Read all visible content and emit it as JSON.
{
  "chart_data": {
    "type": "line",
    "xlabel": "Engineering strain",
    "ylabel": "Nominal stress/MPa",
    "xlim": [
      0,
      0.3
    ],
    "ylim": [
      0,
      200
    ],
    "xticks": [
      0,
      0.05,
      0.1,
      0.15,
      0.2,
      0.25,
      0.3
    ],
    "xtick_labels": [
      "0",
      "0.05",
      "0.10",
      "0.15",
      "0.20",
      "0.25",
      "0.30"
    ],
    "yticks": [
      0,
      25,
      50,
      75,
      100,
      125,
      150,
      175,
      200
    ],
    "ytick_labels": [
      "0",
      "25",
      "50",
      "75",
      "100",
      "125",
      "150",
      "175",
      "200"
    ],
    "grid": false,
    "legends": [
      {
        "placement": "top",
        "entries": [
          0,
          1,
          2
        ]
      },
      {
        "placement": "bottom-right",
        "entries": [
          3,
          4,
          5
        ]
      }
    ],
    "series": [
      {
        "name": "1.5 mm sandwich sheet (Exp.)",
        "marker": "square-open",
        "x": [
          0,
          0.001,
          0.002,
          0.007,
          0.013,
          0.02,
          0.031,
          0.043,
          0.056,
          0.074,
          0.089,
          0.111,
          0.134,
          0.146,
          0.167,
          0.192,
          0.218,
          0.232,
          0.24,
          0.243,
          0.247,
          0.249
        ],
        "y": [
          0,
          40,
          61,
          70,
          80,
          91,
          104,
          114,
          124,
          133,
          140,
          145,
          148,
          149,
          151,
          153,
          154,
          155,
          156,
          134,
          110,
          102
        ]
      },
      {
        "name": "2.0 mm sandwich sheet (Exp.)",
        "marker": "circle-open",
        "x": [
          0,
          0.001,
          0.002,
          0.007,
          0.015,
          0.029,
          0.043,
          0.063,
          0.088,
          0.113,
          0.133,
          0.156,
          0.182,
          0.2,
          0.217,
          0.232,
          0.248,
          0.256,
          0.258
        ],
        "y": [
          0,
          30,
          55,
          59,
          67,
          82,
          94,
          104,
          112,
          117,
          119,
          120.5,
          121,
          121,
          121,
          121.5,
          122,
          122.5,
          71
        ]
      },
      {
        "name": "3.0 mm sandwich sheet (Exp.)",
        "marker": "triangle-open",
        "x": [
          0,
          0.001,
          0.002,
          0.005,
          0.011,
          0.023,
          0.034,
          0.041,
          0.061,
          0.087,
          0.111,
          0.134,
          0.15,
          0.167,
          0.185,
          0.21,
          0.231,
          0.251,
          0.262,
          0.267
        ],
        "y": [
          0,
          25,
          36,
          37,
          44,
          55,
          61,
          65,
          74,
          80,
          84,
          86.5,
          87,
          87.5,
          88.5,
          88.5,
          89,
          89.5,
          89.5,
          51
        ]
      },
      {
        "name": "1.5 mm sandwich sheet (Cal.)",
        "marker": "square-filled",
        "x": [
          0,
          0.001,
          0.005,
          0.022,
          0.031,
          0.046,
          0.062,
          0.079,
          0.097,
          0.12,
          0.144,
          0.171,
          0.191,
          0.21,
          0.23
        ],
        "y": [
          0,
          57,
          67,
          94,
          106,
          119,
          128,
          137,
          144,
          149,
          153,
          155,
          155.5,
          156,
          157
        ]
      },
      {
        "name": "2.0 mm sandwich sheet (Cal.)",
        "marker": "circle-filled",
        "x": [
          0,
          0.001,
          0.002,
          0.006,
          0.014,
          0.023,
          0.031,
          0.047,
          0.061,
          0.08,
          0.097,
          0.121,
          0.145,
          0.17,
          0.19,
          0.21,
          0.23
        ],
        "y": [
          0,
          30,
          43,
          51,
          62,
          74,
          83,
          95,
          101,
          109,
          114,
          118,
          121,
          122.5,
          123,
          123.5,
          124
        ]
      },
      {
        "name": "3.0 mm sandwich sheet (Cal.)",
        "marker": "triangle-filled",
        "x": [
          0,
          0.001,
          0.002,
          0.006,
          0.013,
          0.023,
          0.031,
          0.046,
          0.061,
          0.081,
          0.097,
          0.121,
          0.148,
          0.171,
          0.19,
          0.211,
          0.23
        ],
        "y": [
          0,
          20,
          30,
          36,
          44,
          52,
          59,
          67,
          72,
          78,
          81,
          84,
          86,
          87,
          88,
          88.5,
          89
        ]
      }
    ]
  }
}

▶ What is needed:
Select every line in the material above where the string "filled" occurs, and copy it.

▶ Full output:
        "marker": "square-filled",
        "marker": "circle-filled",
        "marker": "triangle-filled",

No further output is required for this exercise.